AVRUPA’NIN KARANLIK TARİHİ

 

İçinde bulunduğumuz 21. YY. ‘da Avrupa adeta dünyaya kötülüğün, ahlaksızlığın, sapkın anlayış ve yaşam tarzlarının bir pazarlama merkezine dönüştü. Yola, bilim, sanat, insan hakları, demokrasi ve eşitlik gibi kulağa hoş gelen söylemlerle çıkan bizim gibi tarihini ve medeniyetini inkâr etmiş milletlere de rol model olarak tanımlanan Avrupa adeta bugünlerde bir çürümüşlüğün, içi geçmişliğin ve bataklığın merkezi görüntüsü veriyor. Peki, Avrupa medeniyetini buraya taşıyan tarihi arka planındaki gerçekler nelerdir? İşte bu sorunun cevabını bulmakta çok da zorlanmıyoruz. Avrupa'nın biraz geçmişine odaklandığımızda bugün tanık olduğumuz bu batak görüntünün aslında tarihi arka planında yatan çarpıcı gerçeklerle büyük bir ilgisi olduğuna tanık oluyoruz.  

 

M.S 375'te Türklerin Orta Asya'dan başlattıkları büyük göç hareketi Karadeniz'in kuzeyinden Avrupa'ya ulaşması ile Avrupa'da Kavimler Göçü olarak nitelenen büyük göç hareketleri yaşanır. Bu göçlerin doğurmuş olduğu sosyal ve siyasal çalkantılar M.S. 476 yılında Roma İmparatorluğu'nun dağılmasına neden olur. İşte böylelikle Avrupa'da devlet otoritesinin ortadan kalktığı Karanlık Çağ yani Orta Çağ başlar. Bu karanlık çağın inşasında en etkili unsur da Vatikan kilisesi olur. Devlet otoritesinin ortadan kalktığı bu süreçte boşluğu kilise doldurarak kendi dini otoritesini hâkim kılar.

→ **Veri Satırları**
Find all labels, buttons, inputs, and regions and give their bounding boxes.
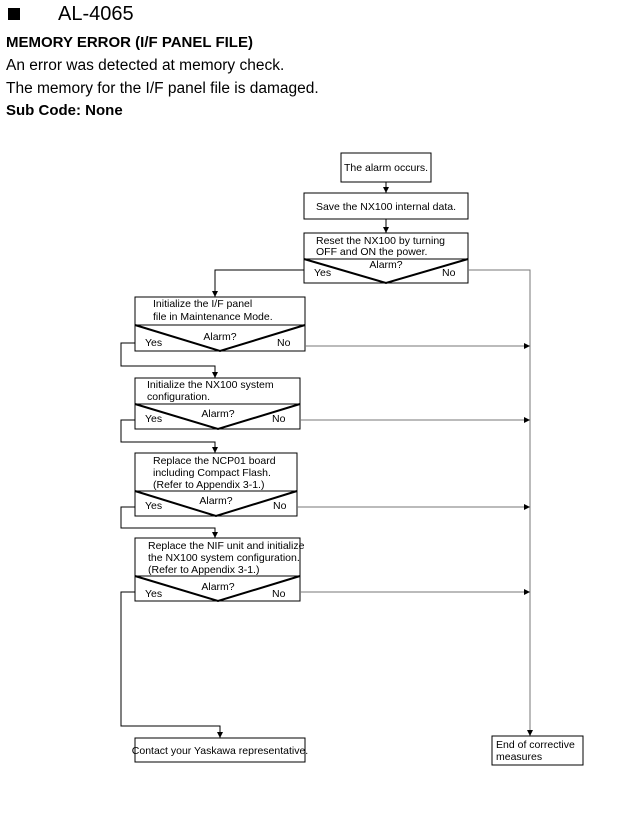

→ **Verilen Problem 1**
Avrupa'nın karanlık tarihi üzerine olan metinden "AVRUPA’NIN KARANLIK TARİHİ" ile başlayıp "olduğuna tanık oluyoruz." ile biten kısmı aynen alıntılayın.
→ **Verilen Problem 2**
Avrupa'nın karanlık tarihi üzerine olan metindeki "Bu göçlerin doğurmuş olduğu sosyal ve siyasal çalkantılar M.S. 476 yılında Roma İmparatorluğu'nun dağılmasına neden olur." cümlesini İngilizceye çevirin.
→ **Verilen Problem 3**
Avrupa'nın karanlık tarihi üzerine olan metni son cümlesinden sonra sürdürün.

→ **Çıktı 1**
AVRUPA’NIN KARANLIK TARİHİ

 

İçinde bulunduğumuz 21. YY. ‘da Avrupa adeta dünyaya kötülüğün, ahlaksızlığın, sapkın anlayış ve yaşam tarzlarının bir pazarlama merkezine dönüştü. Yola, bilim, sanat, insan hakları, demokrasi ve eşitlik gibi kulağa hoş gelen söylemlerle çıkan bizim gibi tarihini ve medeniyetini inkâr etmiş milletlere de rol model olarak tanımlanan Avrupa adeta bugünlerde bir çürümüşlüğün, içi geçmişliğin ve bataklığın merkezi görüntüsü veriyor. Peki, Avrupa medeniyetini buraya taşıyan tarihi arka planındaki gerçekler nelerdir? İşte bu sorunun cevabını bulmakta çok da zorlanmıyoruz. Avrupa'nın biraz geçmişine odaklandığımızda bugün tanık olduğumuz bu batak görüntünün aslında tarihi arka planında yatan çarpıcı gerçeklerle büyük bir ilgisi olduğuna tanık oluyoruz.

→ **Çıktı 2**
The social and political upheavals brought about by these migrations lead to the collapse of the Roman Empire in 476 AD.

→ **Çıktı 3**
 

Kilisenin söz konusu hâkimiyetinin arkasında yatan en önemli sır ise eğitimi kendi kontrolü altına almış olmasıdır. Eğitim artık sadece kilisenin kontrolünde ve bazı seçilmiş kişilerin elde edebileceği bir ayrıcalık olmuştur. Yani halk cahil bırakılarak kilisenin hurafelerinden ve toplum zihninde oluşturduğu korkular üzerinden insanlar kontrol edilmek istenmiştir. Halk her gün zorlaşan hayat şartları ve açlık tehlikesi karşısında eğitimi düşünmekten tamamen uzaklaşmış. Can derdine düşmüştür. Eğitim din adamları ve soylulara ait bir ayrıcalık halini almıştır. Bundan dolayı halk cahilleştirilerek köle haline getirilmiştir. CEHALET = KÖLELİK.

 

Devlet otoritesinin yok olması büyük arazi sahibi feodal beylerin elinde halkın köleleşmesine ortam hazırlar. Halk büyük toprak sahibi feodal beylerin hâkimiyeti altında yaşıyor, onun topraklarını ekiyor ve kazancı ona veriyorlardı. Onlarda buna karşılık köylüye ölmeyecek kadar gıda aynı zamanda askerleri ile güvenlik sağlıyordu. Köylü aynı zamanda lordlar arasında çıkan savaşlarda onlar için askerlik yapmakla da sorumluydu.

 

Orta Çağ'da mahkemeler, yalnızca insanları yargılamak için kurulmuyordu. Dönem içerisinde sanığın bir hayvan olduğu 85 mahkeme kaydı bulunuyor. Böceklerden büyük başlara kadar tüm hayvanlar, uygun görüldüğünde yasaları ihlal etme şüphesiyle mahkemeye çıkarılıyordu. Bu mahkemelerde en sık yargılanan hayvan ise insan vücutlarını kemirmekten çocuk yemeye kadar birçok suça karışan ve hüküm giyen domuzlardı. Mahkemeye çıkarılan bu domuzlar genellikle suçlu bulunuyor, asılarak ya da kazığa bağlanıp yakılarak idam ediliyordu.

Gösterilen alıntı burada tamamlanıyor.